--- What to do ---
Go through the listing beneath this task and return every line that carries the string "xlabel".

--- Materials provided ---
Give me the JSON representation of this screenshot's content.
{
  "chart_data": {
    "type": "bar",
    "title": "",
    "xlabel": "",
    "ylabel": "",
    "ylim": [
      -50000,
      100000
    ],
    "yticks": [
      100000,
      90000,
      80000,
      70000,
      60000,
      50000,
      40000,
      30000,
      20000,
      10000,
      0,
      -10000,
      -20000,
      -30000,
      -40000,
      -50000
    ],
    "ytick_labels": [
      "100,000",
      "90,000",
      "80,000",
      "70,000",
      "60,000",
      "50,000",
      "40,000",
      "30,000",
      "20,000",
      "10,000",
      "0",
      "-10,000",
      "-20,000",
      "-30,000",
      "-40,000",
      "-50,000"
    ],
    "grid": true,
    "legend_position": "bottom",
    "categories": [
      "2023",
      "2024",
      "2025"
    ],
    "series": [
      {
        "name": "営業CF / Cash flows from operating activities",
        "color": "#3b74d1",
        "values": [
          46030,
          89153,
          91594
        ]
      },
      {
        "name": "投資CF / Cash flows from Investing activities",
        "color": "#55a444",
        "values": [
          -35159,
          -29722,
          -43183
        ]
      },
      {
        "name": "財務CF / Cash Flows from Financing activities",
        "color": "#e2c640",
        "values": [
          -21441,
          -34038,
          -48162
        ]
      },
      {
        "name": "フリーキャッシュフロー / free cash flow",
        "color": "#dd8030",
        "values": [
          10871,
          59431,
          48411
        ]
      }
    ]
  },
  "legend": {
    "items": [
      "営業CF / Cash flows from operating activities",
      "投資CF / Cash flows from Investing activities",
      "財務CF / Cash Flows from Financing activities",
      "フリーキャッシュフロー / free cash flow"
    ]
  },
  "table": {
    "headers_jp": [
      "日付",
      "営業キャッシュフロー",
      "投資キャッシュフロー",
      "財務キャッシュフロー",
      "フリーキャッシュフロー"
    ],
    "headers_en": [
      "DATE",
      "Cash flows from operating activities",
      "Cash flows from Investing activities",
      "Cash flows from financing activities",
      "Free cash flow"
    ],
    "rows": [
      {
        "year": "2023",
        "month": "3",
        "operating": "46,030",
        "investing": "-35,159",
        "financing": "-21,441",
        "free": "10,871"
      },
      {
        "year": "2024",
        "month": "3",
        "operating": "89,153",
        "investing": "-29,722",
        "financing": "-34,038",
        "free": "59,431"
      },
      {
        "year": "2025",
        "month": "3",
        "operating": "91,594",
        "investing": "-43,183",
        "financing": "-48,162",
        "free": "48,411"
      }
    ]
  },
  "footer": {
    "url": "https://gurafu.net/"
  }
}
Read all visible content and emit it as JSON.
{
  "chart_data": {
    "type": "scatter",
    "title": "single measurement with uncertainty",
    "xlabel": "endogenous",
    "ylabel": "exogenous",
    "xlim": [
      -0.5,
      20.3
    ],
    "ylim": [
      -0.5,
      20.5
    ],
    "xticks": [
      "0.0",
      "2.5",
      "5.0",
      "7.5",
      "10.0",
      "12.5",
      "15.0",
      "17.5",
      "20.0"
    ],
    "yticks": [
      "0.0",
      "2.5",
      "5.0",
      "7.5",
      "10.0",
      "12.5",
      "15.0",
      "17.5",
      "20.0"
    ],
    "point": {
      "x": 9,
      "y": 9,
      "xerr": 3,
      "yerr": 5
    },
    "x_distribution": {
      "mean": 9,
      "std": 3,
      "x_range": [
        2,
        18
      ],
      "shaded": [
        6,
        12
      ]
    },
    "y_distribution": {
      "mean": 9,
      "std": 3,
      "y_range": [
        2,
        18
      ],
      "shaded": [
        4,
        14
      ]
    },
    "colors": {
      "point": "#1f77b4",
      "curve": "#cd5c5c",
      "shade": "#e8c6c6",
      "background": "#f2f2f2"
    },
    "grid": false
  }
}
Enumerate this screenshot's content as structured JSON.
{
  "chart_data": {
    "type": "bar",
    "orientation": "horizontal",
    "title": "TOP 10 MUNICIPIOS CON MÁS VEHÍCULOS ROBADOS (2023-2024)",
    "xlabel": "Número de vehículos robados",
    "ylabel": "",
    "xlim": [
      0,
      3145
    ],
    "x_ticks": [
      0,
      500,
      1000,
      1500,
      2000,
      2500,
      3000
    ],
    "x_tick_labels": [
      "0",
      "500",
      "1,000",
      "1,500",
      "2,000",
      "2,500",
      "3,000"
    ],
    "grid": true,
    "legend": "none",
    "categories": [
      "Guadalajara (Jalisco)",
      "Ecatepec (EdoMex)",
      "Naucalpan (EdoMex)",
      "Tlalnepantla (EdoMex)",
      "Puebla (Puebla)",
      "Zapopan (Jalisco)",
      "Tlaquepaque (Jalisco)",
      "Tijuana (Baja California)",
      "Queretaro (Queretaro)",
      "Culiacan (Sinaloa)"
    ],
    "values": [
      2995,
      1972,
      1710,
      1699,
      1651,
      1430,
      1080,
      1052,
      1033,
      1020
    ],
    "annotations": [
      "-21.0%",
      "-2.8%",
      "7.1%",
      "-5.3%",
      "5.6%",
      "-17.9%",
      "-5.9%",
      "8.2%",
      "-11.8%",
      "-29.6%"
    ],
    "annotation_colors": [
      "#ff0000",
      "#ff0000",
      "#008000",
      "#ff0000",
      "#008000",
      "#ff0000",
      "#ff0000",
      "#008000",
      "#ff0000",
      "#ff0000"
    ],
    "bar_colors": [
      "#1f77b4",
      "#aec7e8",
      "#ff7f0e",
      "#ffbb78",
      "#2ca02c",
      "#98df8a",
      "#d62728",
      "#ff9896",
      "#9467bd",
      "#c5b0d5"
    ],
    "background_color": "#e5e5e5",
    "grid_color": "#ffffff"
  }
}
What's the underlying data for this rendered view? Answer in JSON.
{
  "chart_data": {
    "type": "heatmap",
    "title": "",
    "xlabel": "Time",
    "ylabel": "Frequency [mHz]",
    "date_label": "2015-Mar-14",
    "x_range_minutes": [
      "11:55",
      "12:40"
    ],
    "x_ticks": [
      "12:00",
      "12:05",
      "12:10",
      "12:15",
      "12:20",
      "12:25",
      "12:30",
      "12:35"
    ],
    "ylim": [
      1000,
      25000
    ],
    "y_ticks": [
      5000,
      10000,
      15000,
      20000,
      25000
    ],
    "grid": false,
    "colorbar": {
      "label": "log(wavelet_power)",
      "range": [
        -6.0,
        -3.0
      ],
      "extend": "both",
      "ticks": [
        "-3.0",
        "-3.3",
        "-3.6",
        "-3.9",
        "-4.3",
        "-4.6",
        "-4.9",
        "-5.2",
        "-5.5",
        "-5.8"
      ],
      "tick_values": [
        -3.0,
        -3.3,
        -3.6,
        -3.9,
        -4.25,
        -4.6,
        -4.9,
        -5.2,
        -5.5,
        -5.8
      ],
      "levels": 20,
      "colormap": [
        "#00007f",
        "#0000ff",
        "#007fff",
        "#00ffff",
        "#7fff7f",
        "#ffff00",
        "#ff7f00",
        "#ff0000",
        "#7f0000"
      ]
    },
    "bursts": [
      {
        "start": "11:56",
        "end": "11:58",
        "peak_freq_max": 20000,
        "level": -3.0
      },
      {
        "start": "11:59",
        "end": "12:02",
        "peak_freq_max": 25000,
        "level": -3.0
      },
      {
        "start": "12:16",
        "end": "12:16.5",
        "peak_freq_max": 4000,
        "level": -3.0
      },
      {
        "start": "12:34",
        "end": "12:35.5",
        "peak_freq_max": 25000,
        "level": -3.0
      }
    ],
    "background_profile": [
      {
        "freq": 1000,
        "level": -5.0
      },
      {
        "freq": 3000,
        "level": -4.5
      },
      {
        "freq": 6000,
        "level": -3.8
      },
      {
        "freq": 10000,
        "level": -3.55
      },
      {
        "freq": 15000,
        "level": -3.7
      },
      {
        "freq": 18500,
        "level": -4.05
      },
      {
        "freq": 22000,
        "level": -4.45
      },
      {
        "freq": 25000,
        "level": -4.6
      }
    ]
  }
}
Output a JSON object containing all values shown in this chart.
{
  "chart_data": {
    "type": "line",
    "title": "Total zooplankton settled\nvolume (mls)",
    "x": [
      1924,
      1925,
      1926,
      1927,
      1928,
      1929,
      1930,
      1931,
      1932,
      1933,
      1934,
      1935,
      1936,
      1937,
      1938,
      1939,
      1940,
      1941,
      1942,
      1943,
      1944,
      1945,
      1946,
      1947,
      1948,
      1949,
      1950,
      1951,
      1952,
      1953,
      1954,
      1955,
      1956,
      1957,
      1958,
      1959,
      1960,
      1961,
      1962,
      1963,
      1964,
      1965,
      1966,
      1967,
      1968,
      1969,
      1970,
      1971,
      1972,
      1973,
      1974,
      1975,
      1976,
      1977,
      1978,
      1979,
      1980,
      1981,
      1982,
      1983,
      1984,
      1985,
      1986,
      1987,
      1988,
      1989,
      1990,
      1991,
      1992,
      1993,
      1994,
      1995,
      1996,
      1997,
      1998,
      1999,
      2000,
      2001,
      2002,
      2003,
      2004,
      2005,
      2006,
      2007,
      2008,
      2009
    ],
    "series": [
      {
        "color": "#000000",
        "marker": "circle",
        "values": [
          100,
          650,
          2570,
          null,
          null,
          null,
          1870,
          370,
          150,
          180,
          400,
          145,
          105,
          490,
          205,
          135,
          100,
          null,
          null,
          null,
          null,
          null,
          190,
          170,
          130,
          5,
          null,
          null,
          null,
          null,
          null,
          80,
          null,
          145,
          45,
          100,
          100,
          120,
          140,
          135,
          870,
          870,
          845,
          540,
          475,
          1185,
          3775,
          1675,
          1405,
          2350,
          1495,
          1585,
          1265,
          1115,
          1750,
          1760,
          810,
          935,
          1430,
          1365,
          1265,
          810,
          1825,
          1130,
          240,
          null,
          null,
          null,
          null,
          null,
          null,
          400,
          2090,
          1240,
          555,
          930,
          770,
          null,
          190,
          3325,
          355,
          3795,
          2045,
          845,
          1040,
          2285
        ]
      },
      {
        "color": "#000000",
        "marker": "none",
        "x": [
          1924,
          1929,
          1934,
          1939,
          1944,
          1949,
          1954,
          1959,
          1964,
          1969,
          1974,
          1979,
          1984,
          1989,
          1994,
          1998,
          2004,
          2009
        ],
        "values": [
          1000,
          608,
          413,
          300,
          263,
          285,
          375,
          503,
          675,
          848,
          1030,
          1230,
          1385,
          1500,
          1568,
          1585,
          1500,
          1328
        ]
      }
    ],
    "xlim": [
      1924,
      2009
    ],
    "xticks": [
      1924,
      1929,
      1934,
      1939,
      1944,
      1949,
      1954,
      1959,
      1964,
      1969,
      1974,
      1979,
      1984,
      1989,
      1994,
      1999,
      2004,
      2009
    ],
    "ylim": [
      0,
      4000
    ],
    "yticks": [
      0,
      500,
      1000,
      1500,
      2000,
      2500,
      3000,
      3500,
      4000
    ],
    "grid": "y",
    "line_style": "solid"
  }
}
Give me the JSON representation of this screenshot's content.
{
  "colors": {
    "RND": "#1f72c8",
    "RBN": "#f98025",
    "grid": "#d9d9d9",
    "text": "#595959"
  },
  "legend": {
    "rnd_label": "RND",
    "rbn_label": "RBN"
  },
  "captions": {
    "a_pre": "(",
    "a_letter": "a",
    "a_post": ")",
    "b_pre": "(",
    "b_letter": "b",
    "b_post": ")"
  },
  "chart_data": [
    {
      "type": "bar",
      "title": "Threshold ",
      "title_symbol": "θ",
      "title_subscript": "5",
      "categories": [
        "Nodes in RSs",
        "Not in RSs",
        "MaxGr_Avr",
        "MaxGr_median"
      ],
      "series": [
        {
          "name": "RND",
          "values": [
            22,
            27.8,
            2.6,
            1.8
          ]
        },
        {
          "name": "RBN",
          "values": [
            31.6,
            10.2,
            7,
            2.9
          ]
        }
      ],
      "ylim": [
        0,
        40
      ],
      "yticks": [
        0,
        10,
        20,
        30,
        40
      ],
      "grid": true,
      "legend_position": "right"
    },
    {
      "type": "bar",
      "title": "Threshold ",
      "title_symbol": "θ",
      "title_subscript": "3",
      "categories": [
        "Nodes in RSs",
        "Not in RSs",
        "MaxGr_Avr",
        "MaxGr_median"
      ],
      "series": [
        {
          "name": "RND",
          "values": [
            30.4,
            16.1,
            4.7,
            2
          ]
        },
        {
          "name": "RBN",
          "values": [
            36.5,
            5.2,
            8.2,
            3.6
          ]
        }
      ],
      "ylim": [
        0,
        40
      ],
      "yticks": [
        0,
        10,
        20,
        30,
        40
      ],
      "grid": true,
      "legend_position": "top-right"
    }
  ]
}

--- Complete answer ---
    "xlabel": "",
    "xlabel": "endogenous",
    "xlabel": "Número de vehículos robados",
    "xlabel": "Time",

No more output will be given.